_Aim_
Look for the word "window" in the entries below, then copy every line that has it.

_Recorded data_
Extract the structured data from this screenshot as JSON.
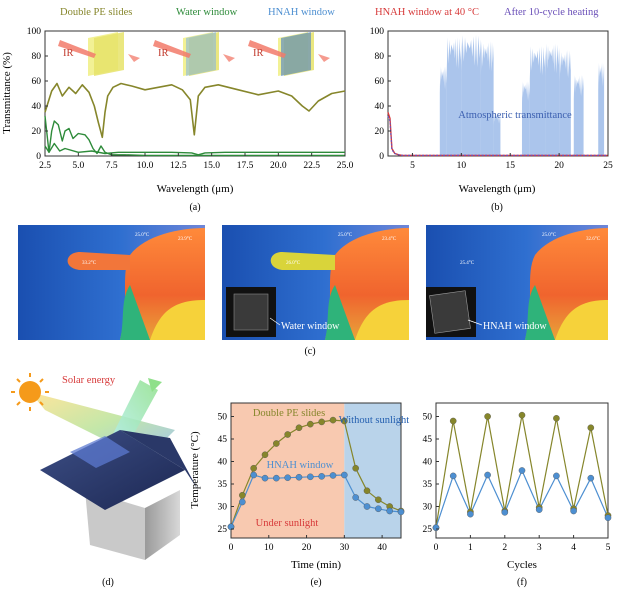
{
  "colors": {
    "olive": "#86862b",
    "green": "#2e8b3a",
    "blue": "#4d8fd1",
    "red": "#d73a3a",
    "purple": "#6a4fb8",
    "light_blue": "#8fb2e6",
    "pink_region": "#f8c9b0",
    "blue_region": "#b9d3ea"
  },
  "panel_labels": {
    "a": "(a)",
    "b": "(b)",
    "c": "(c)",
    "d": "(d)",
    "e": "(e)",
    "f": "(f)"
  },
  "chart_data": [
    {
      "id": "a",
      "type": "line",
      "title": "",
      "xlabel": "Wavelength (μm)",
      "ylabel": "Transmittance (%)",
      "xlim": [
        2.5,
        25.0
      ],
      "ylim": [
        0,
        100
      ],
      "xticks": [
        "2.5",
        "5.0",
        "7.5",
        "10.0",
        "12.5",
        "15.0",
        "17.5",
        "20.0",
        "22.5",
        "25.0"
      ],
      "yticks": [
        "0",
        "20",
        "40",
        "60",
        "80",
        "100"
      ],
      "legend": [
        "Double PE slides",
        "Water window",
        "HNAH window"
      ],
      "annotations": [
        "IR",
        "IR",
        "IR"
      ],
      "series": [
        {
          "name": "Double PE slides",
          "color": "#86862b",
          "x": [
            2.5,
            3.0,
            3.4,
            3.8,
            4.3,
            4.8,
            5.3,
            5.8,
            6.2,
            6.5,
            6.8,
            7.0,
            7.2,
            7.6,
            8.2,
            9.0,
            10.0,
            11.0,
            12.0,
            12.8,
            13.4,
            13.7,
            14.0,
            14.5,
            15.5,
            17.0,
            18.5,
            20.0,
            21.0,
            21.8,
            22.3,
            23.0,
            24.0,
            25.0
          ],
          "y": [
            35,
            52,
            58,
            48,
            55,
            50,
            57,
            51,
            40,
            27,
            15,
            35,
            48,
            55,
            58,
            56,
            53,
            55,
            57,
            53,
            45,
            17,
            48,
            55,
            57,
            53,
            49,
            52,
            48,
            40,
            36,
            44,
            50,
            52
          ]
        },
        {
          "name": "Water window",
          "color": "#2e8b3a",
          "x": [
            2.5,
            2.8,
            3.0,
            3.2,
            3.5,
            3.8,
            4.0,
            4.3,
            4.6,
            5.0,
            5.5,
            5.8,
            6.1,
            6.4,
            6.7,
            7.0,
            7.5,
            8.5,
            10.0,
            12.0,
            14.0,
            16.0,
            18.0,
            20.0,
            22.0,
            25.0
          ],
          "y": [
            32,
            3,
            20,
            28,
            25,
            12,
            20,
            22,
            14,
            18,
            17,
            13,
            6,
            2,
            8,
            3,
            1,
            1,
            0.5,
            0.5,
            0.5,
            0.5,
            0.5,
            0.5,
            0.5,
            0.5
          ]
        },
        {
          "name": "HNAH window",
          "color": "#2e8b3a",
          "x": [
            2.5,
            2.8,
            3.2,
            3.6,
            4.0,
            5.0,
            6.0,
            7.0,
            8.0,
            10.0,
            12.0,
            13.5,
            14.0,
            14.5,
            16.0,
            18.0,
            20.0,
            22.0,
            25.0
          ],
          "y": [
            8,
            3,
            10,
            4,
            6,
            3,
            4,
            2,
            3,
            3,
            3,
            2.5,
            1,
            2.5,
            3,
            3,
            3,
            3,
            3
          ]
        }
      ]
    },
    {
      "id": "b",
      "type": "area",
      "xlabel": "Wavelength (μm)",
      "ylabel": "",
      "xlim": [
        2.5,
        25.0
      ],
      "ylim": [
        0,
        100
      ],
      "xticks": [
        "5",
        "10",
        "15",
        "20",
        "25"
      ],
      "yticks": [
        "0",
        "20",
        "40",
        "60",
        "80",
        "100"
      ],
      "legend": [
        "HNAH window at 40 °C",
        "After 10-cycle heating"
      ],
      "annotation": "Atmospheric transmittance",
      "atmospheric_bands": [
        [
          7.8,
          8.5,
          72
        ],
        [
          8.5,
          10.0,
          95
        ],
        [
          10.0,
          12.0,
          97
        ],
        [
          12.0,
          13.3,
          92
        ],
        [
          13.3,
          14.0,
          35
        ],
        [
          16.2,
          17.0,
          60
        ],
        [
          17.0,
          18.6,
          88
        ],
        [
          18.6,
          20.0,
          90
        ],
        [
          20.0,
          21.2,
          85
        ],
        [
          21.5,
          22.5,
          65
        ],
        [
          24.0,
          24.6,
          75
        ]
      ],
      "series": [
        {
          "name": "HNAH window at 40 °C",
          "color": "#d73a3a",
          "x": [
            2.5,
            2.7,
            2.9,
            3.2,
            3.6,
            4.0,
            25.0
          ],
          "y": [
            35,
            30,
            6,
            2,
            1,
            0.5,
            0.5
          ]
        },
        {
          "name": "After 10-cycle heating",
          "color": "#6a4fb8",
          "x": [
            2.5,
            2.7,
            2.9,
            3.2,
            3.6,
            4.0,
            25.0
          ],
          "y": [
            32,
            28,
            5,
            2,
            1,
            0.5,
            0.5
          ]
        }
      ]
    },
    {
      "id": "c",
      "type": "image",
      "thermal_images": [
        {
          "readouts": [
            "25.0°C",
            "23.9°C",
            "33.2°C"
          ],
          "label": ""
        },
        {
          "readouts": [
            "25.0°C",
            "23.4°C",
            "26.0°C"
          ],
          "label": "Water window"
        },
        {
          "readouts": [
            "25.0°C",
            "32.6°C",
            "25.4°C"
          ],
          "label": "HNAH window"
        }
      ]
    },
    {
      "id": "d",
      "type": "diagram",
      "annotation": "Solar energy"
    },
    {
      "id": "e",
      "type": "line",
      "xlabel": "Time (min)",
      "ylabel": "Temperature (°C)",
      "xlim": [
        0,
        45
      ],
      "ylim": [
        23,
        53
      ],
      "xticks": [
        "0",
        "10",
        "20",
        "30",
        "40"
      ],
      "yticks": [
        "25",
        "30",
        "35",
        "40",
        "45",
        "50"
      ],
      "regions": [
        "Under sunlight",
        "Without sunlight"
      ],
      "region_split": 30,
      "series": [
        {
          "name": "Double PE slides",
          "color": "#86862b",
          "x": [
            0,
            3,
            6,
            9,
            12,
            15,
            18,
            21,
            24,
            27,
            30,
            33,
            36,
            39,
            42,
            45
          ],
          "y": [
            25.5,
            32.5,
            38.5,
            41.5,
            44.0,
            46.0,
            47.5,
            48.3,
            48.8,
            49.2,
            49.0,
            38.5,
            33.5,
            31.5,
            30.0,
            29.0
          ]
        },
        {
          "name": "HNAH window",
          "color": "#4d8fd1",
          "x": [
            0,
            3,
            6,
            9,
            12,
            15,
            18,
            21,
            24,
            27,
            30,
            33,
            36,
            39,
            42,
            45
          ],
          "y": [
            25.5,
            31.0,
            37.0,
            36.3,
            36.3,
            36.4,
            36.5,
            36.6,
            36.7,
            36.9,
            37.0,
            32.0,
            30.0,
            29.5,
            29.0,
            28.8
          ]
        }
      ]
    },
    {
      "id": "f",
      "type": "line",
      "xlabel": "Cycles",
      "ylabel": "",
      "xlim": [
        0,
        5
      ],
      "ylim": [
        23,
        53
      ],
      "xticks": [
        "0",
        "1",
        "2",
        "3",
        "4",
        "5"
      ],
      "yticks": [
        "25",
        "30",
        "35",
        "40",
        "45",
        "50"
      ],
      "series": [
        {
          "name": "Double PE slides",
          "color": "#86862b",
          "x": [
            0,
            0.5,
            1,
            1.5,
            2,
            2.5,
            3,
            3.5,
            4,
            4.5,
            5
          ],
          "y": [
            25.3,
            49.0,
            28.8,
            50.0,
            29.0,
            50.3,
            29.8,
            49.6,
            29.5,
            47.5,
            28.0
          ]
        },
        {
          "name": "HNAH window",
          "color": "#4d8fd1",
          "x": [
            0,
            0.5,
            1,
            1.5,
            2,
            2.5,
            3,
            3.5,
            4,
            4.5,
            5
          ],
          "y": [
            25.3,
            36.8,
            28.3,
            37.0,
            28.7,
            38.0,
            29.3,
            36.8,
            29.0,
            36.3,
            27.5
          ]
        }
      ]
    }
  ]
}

...

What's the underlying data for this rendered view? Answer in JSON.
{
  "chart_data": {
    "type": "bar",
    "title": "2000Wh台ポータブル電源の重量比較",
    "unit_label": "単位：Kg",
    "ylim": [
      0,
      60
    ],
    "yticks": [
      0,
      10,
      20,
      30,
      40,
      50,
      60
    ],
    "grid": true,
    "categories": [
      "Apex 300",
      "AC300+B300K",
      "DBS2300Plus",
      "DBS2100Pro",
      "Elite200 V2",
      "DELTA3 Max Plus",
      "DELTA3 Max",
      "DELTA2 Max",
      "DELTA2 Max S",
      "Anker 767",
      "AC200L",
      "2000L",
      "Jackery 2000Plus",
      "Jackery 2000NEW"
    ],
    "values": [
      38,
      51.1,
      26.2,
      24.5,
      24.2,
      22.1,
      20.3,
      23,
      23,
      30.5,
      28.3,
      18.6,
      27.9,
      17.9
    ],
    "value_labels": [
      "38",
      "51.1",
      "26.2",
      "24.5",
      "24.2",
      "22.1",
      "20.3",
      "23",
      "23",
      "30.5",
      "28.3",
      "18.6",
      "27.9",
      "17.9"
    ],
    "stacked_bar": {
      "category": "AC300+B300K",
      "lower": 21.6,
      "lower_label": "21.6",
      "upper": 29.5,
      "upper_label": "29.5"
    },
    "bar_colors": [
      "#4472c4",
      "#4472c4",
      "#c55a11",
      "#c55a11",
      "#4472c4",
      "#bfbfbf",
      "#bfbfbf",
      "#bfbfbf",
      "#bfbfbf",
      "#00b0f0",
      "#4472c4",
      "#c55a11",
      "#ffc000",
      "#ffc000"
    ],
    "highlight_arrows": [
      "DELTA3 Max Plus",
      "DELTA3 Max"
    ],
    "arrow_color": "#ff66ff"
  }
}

_Correct output_
        "Water window",
        "HNAH window"
          "name": "Water window",
          "name": "HNAH window",
        "HNAH window at 40 °C",
          "name": "HNAH window at 40 °C",
          "label": "Water window"
          "label": "HNAH window"
          "name": "HNAH window",
          "name": "HNAH window",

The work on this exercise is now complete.